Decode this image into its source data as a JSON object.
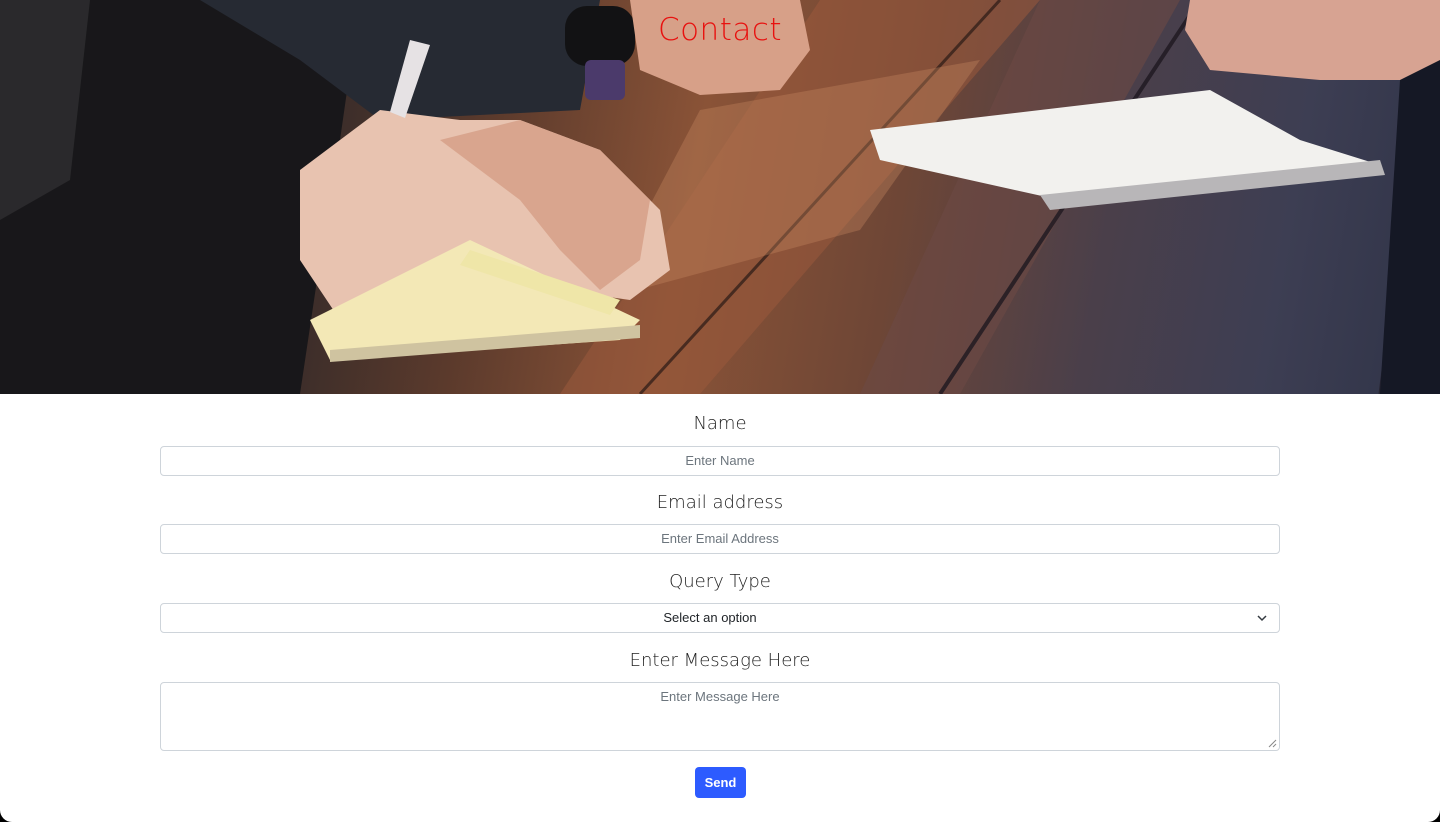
{
  "hero": {
    "title": "Contact",
    "image_description_icon": "photo-hands-writing-notebook"
  },
  "form": {
    "name_label": "Name",
    "name_placeholder": "Enter Name",
    "email_label": "Email address",
    "email_placeholder": "Enter Email Address",
    "query_label": "Query Type",
    "query_selected": "Select an option",
    "message_label": "Enter Message Here",
    "message_placeholder": "Enter Message Here",
    "send_label": "Send"
  },
  "colors": {
    "title": "#e8110f",
    "button": "#2d5bff"
  }
}
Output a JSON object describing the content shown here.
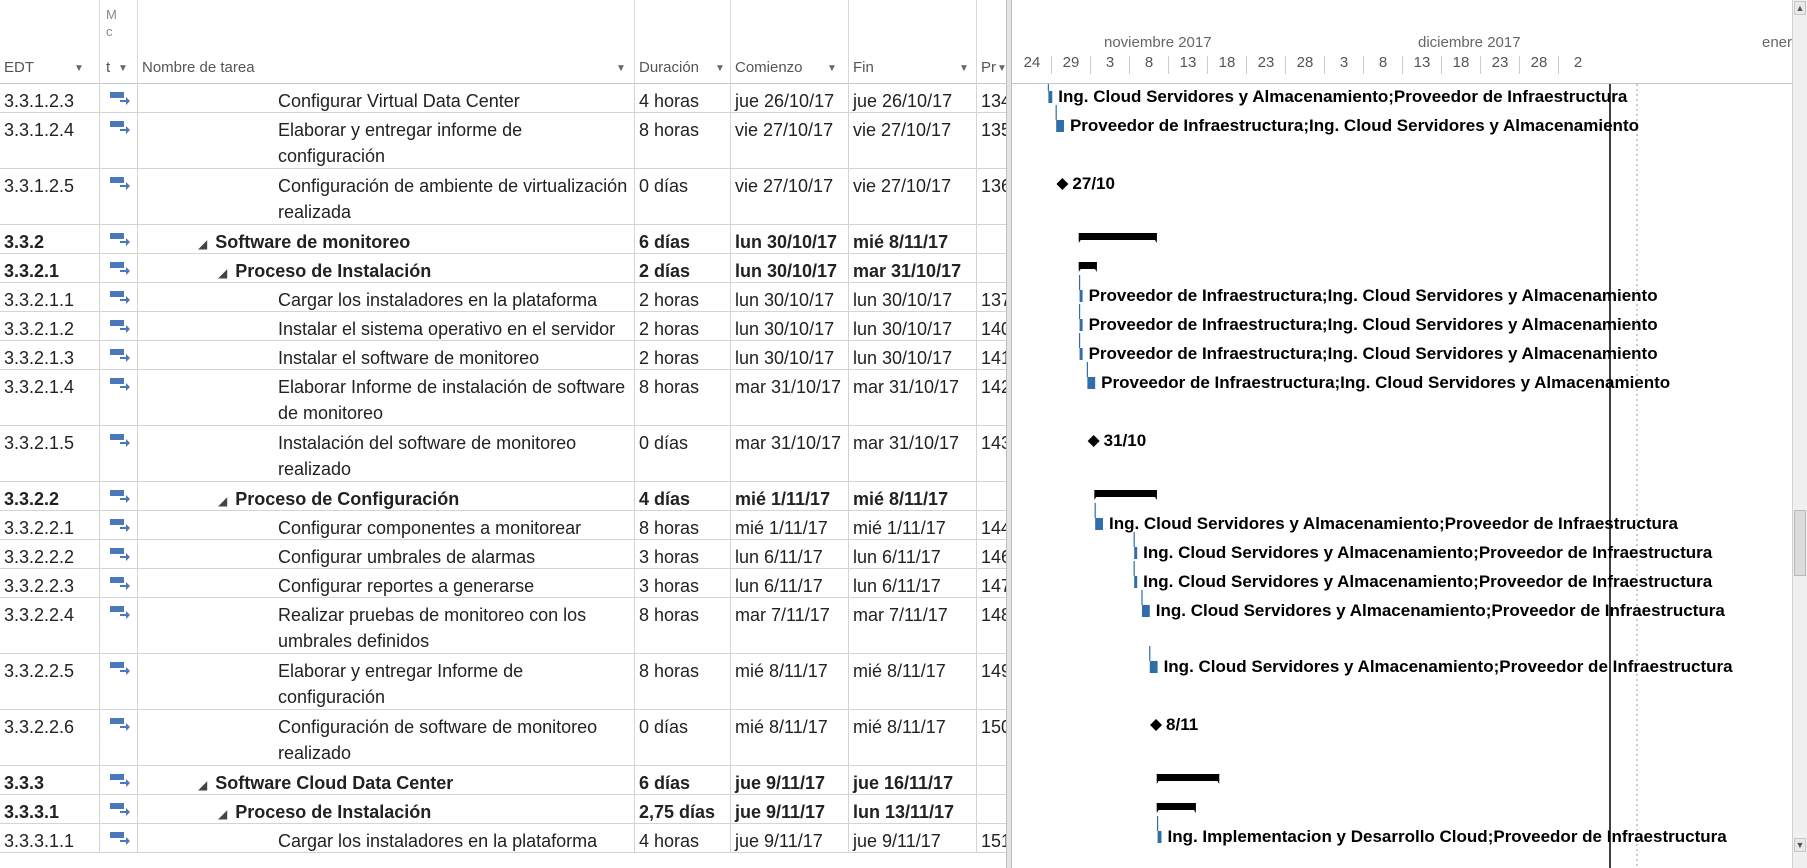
{
  "columns": {
    "edt": "EDT",
    "mode_letters": [
      "M",
      "c",
      "t"
    ],
    "name": "Nombre de tarea",
    "duration": "Duración",
    "start": "Comienzo",
    "finish": "Fin",
    "pred": "Pr"
  },
  "timescale": {
    "months": [
      "noviembre 2017",
      "diciembre 2017",
      "enero"
    ],
    "ticks": [
      "24",
      "29",
      "3",
      "8",
      "13",
      "18",
      "23",
      "28",
      "3",
      "8",
      "13",
      "18",
      "23",
      "28",
      "2"
    ]
  },
  "rows": [
    {
      "edt": "3.3.1.2.3",
      "indent": 3,
      "summary": false,
      "name": "Configurar Virtual Data Center",
      "dur": "4 horas",
      "start": "jue 26/10/17",
      "finish": "jue 26/10/17",
      "pred": "134",
      "gantt": "Ing. Cloud Servidores y Almacenamiento;Proveedor de Infraestructura"
    },
    {
      "edt": "3.3.1.2.4",
      "indent": 3,
      "summary": false,
      "name": "Elaborar y entregar informe de configuración",
      "dur": "8 horas",
      "start": "vie 27/10/17",
      "finish": "vie 27/10/17",
      "pred": "135",
      "gantt": "Proveedor de Infraestructura;Ing. Cloud Servidores y Almacenamiento"
    },
    {
      "edt": "3.3.1.2.5",
      "indent": 3,
      "summary": false,
      "name": "Configuración de ambiente de virtualización realizada",
      "dur": "0 días",
      "start": "vie 27/10/17",
      "finish": "vie 27/10/17",
      "pred": "136",
      "gantt": "27/10"
    },
    {
      "edt": "3.3.2",
      "indent": 1,
      "summary": true,
      "name": "Software de monitoreo",
      "dur": "6 días",
      "start": "lun 30/10/17",
      "finish": "mié 8/11/17",
      "pred": "",
      "gantt": ""
    },
    {
      "edt": "3.3.2.1",
      "indent": 2,
      "summary": true,
      "name": "Proceso de Instalación",
      "dur": "2 días",
      "start": "lun 30/10/17",
      "finish": "mar 31/10/17",
      "pred": "",
      "gantt": ""
    },
    {
      "edt": "3.3.2.1.1",
      "indent": 3,
      "summary": false,
      "name": "Cargar los instaladores en la plataforma",
      "dur": "2 horas",
      "start": "lun 30/10/17",
      "finish": "lun 30/10/17",
      "pred": "137",
      "gantt": "Proveedor de Infraestructura;Ing. Cloud Servidores y Almacenamiento"
    },
    {
      "edt": "3.3.2.1.2",
      "indent": 3,
      "summary": false,
      "name": "Instalar el sistema operativo en el servidor",
      "dur": "2 horas",
      "start": "lun 30/10/17",
      "finish": "lun 30/10/17",
      "pred": "140",
      "gantt": "Proveedor de Infraestructura;Ing. Cloud Servidores y Almacenamiento"
    },
    {
      "edt": "3.3.2.1.3",
      "indent": 3,
      "summary": false,
      "name": "Instalar el software de monitoreo",
      "dur": "2 horas",
      "start": "lun 30/10/17",
      "finish": "lun 30/10/17",
      "pred": "141",
      "gantt": "Proveedor de Infraestructura;Ing. Cloud Servidores y Almacenamiento"
    },
    {
      "edt": "3.3.2.1.4",
      "indent": 3,
      "summary": false,
      "name": "Elaborar Informe de instalación de software de monitoreo",
      "dur": "8 horas",
      "start": "mar 31/10/17",
      "finish": "mar 31/10/17",
      "pred": "142",
      "gantt": "Proveedor de Infraestructura;Ing. Cloud Servidores y Almacenamiento"
    },
    {
      "edt": "3.3.2.1.5",
      "indent": 3,
      "summary": false,
      "name": "Instalación del software de monitoreo realizado",
      "dur": "0 días",
      "start": "mar 31/10/17",
      "finish": "mar 31/10/17",
      "pred": "143",
      "gantt": "31/10"
    },
    {
      "edt": "3.3.2.2",
      "indent": 2,
      "summary": true,
      "name": "Proceso de Configuración",
      "dur": "4 días",
      "start": "mié 1/11/17",
      "finish": "mié 8/11/17",
      "pred": "",
      "gantt": ""
    },
    {
      "edt": "3.3.2.2.1",
      "indent": 3,
      "summary": false,
      "name": "Configurar componentes a monitorear",
      "dur": "8 horas",
      "start": "mié 1/11/17",
      "finish": "mié 1/11/17",
      "pred": "144",
      "gantt": "Ing. Cloud Servidores y Almacenamiento;Proveedor de Infraestructura"
    },
    {
      "edt": "3.3.2.2.2",
      "indent": 3,
      "summary": false,
      "name": "Configurar umbrales de alarmas",
      "dur": "3 horas",
      "start": "lun 6/11/17",
      "finish": "lun 6/11/17",
      "pred": "146",
      "gantt": "Ing. Cloud Servidores y Almacenamiento;Proveedor de Infraestructura"
    },
    {
      "edt": "3.3.2.2.3",
      "indent": 3,
      "summary": false,
      "name": "Configurar reportes a generarse",
      "dur": "3 horas",
      "start": "lun 6/11/17",
      "finish": "lun 6/11/17",
      "pred": "147",
      "gantt": "Ing. Cloud Servidores y Almacenamiento;Proveedor de Infraestructura"
    },
    {
      "edt": "3.3.2.2.4",
      "indent": 3,
      "summary": false,
      "name": "Realizar pruebas de monitoreo con los umbrales definidos",
      "dur": "8 horas",
      "start": "mar 7/11/17",
      "finish": "mar 7/11/17",
      "pred": "148",
      "gantt": "Ing. Cloud Servidores y Almacenamiento;Proveedor de Infraestructura"
    },
    {
      "edt": "3.3.2.2.5",
      "indent": 3,
      "summary": false,
      "name": "Elaborar y entregar Informe de configuración",
      "dur": "8 horas",
      "start": "mié 8/11/17",
      "finish": "mié 8/11/17",
      "pred": "149",
      "gantt": "Ing. Cloud Servidores y Almacenamiento;Proveedor de Infraestructura"
    },
    {
      "edt": "3.3.2.2.6",
      "indent": 3,
      "summary": false,
      "name": "Configuración de software de monitoreo realizado",
      "dur": "0 días",
      "start": "mié 8/11/17",
      "finish": "mié 8/11/17",
      "pred": "150",
      "gantt": "8/11"
    },
    {
      "edt": "3.3.3",
      "indent": 1,
      "summary": true,
      "name": "Software Cloud Data Center",
      "dur": "6 días",
      "start": "jue 9/11/17",
      "finish": "jue 16/11/17",
      "pred": "",
      "gantt": ""
    },
    {
      "edt": "3.3.3.1",
      "indent": 2,
      "summary": true,
      "name": "Proceso de Instalación",
      "dur": "2,75 días",
      "start": "jue 9/11/17",
      "finish": "lun 13/11/17",
      "pred": "",
      "gantt": ""
    },
    {
      "edt": "3.3.3.1.1",
      "indent": 3,
      "summary": false,
      "name": "Cargar los instaladores en la plataforma",
      "dur": "4 horas",
      "start": "jue 9/11/17",
      "finish": "jue 9/11/17",
      "pred": "151",
      "gantt": "Ing. Implementacion y Desarrollo Cloud;Proveedor de Infraestructura"
    }
  ],
  "colors": {
    "task_bar": "#2f6ea8",
    "summary_bar": "#000000",
    "link": "#2f6ea8",
    "mode_icon": "#4a78b8"
  }
}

> TASK GOAL: All of the entries above should be duplicated exactly, except for the pictures.

> SOLVED EXERCISE:
Decode this image into its source data as a JSON object.
{
  "hero": {
    "title": "Contact",
    "image_description_icon": "photo-hands-writing-notebook"
  },
  "form": {
    "name_label": "Name",
    "name_placeholder": "Enter Name",
    "email_label": "Email address",
    "email_placeholder": "Enter Email Address",
    "query_label": "Query Type",
    "query_selected": "Select an option",
    "message_label": "Enter Message Here",
    "message_placeholder": "Enter Message Here",
    "send_label": "Send"
  },
  "colors": {
    "title": "#e8110f",
    "button": "#2d5bff"
  }
}
Output a JSON object describing the content shown here.
{
  "columns": {
    "edt": "EDT",
    "mode_letters": [
      "M",
      "c",
      "t"
    ],
    "name": "Nombre de tarea",
    "duration": "Duración",
    "start": "Comienzo",
    "finish": "Fin",
    "pred": "Pr"
  },
  "timescale": {
    "months": [
      "noviembre 2017",
      "diciembre 2017",
      "enero"
    ],
    "ticks": [
      "24",
      "29",
      "3",
      "8",
      "13",
      "18",
      "23",
      "28",
      "3",
      "8",
      "13",
      "18",
      "23",
      "28",
      "2"
    ]
  },
  "rows": [
    {
      "edt": "3.3.1.2.3",
      "indent": 3,
      "summary": false,
      "name": "Configurar Virtual Data Center",
      "dur": "4 horas",
      "start": "jue 26/10/17",
      "finish": "jue 26/10/17",
      "pred": "134",
      "gantt": "Ing. Cloud Servidores y Almacenamiento;Proveedor de Infraestructura"
    },
    {
      "edt": "3.3.1.2.4",
      "indent": 3,
      "summary": false,
      "name": "Elaborar y entregar informe de configuración",
      "dur": "8 horas",
      "start": "vie 27/10/17",
      "finish": "vie 27/10/17",
      "pred": "135",
      "gantt": "Proveedor de Infraestructura;Ing. Cloud Servidores y Almacenamiento"
    },
    {
      "edt": "3.3.1.2.5",
      "indent": 3,
      "summary": false,
      "name": "Configuración de ambiente de virtualización realizada",
      "dur": "0 días",
      "start": "vie 27/10/17",
      "finish": "vie 27/10/17",
      "pred": "136",
      "gantt": "27/10"
    },
    {
      "edt": "3.3.2",
      "indent": 1,
      "summary": true,
      "name": "Software de monitoreo",
      "dur": "6 días",
      "start": "lun 30/10/17",
      "finish": "mié 8/11/17",
      "pred": "",
      "gantt": ""
    },
    {
      "edt": "3.3.2.1",
      "indent": 2,
      "summary": true,
      "name": "Proceso de Instalación",
      "dur": "2 días",
      "start": "lun 30/10/17",
      "finish": "mar 31/10/17",
      "pred": "",
      "gantt": ""
    },
    {
      "edt": "3.3.2.1.1",
      "indent": 3,
      "summary": false,
      "name": "Cargar los instaladores en la plataforma",
      "dur": "2 horas",
      "start": "lun 30/10/17",
      "finish": "lun 30/10/17",
      "pred": "137",
      "gantt": "Proveedor de Infraestructura;Ing. Cloud Servidores y Almacenamiento"
    },
    {
      "edt": "3.3.2.1.2",
      "indent": 3,
      "summary": false,
      "name": "Instalar el sistema operativo en el servidor",
      "dur": "2 horas",
      "start": "lun 30/10/17",
      "finish": "lun 30/10/17",
      "pred": "140",
      "gantt": "Proveedor de Infraestructura;Ing. Cloud Servidores y Almacenamiento"
    },
    {
      "edt": "3.3.2.1.3",
      "indent": 3,
      "summary": false,
      "name": "Instalar el software de monitoreo",
      "dur": "2 horas",
      "start": "lun 30/10/17",
      "finish": "lun 30/10/17",
      "pred": "141",
      "gantt": "Proveedor de Infraestructura;Ing. Cloud Servidores y Almacenamiento"
    },
    {
      "edt": "3.3.2.1.4",
      "indent": 3,
      "summary": false,
      "name": "Elaborar Informe de instalación de software de monitoreo",
      "dur": "8 horas",
      "start": "mar 31/10/17",
      "finish": "mar 31/10/17",
      "pred": "142",
      "gantt": "Proveedor de Infraestructura;Ing. Cloud Servidores y Almacenamiento"
    },
    {
      "edt": "3.3.2.1.5",
      "indent": 3,
      "summary": false,
      "name": "Instalación del software de monitoreo realizado",
      "dur": "0 días",
      "start": "mar 31/10/17",
      "finish": "mar 31/10/17",
      "pred": "143",
      "gantt": "31/10"
    },
    {
      "edt": "3.3.2.2",
      "indent": 2,
      "summary": true,
      "name": "Proceso de Configuración",
      "dur": "4 días",
      "start": "mié 1/11/17",
      "finish": "mié 8/11/17",
      "pred": "",
      "gantt": ""
    },
    {
      "edt": "3.3.2.2.1",
      "indent": 3,
      "summary": false,
      "name": "Configurar componentes a monitorear",
      "dur": "8 horas",
      "start": "mié 1/11/17",
      "finish": "mié 1/11/17",
      "pred": "144",
      "gantt": "Ing. Cloud Servidores y Almacenamiento;Proveedor de Infraestructura"
    },
    {
      "edt": "3.3.2.2.2",
      "indent": 3,
      "summary": false,
      "name": "Configurar umbrales de alarmas",
      "dur": "3 horas",
      "start": "lun 6/11/17",
      "finish": "lun 6/11/17",
      "pred": "146",
      "gantt": "Ing. Cloud Servidores y Almacenamiento;Proveedor de Infraestructura"
    },
    {
      "edt": "3.3.2.2.3",
      "indent": 3,
      "summary": false,
      "name": "Configurar reportes a generarse",
      "dur": "3 horas",
      "start": "lun 6/11/17",
      "finish": "lun 6/11/17",
      "pred": "147",
      "gantt": "Ing. Cloud Servidores y Almacenamiento;Proveedor de Infraestructura"
    },
    {
      "edt": "3.3.2.2.4",
      "indent": 3,
      "summary": false,
      "name": "Realizar pruebas de monitoreo con los umbrales definidos",
      "dur": "8 horas",
      "start": "mar 7/11/17",
      "finish": "mar 7/11/17",
      "pred": "148",
      "gantt": "Ing. Cloud Servidores y Almacenamiento;Proveedor de Infraestructura"
    },
    {
      "edt": "3.3.2.2.5",
      "indent": 3,
      "summary": false,
      "name": "Elaborar y entregar Informe de configuración",
      "dur": "8 horas",
      "start": "mié 8/11/17",
      "finish": "mié 8/11/17",
      "pred": "149",
      "gantt": "Ing. Cloud Servidores y Almacenamiento;Proveedor de Infraestructura"
    },
    {
      "edt": "3.3.2.2.6",
      "indent": 3,
      "summary": false,
      "name": "Configuración de software de monitoreo realizado",
      "dur": "0 días",
      "start": "mié 8/11/17",
      "finish": "mié 8/11/17",
      "pred": "150",
      "gantt": "8/11"
    },
    {
      "edt": "3.3.3",
      "indent": 1,
      "summary": true,
      "name": "Software Cloud Data Center",
      "dur": "6 días",
      "start": "jue 9/11/17",
      "finish": "jue 16/11/17",
      "pred": "",
      "gantt": ""
    },
    {
      "edt": "3.3.3.1",
      "indent": 2,
      "summary": true,
      "name": "Proceso de Instalación",
      "dur": "2,75 días",
      "start": "jue 9/11/17",
      "finish": "lun 13/11/17",
      "pred": "",
      "gantt": ""
    },
    {
      "edt": "3.3.3.1.1",
      "indent": 3,
      "summary": false,
      "name": "Cargar los instaladores en la plataforma",
      "dur": "4 horas",
      "start": "jue 9/11/17",
      "finish": "jue 9/11/17",
      "pred": "151",
      "gantt": "Ing. Implementacion y Desarrollo Cloud;Proveedor de Infraestructura"
    }
  ],
  "colors": {
    "task_bar": "#2f6ea8",
    "summary_bar": "#000000",
    "link": "#2f6ea8",
    "mode_icon": "#4a78b8"
  }
}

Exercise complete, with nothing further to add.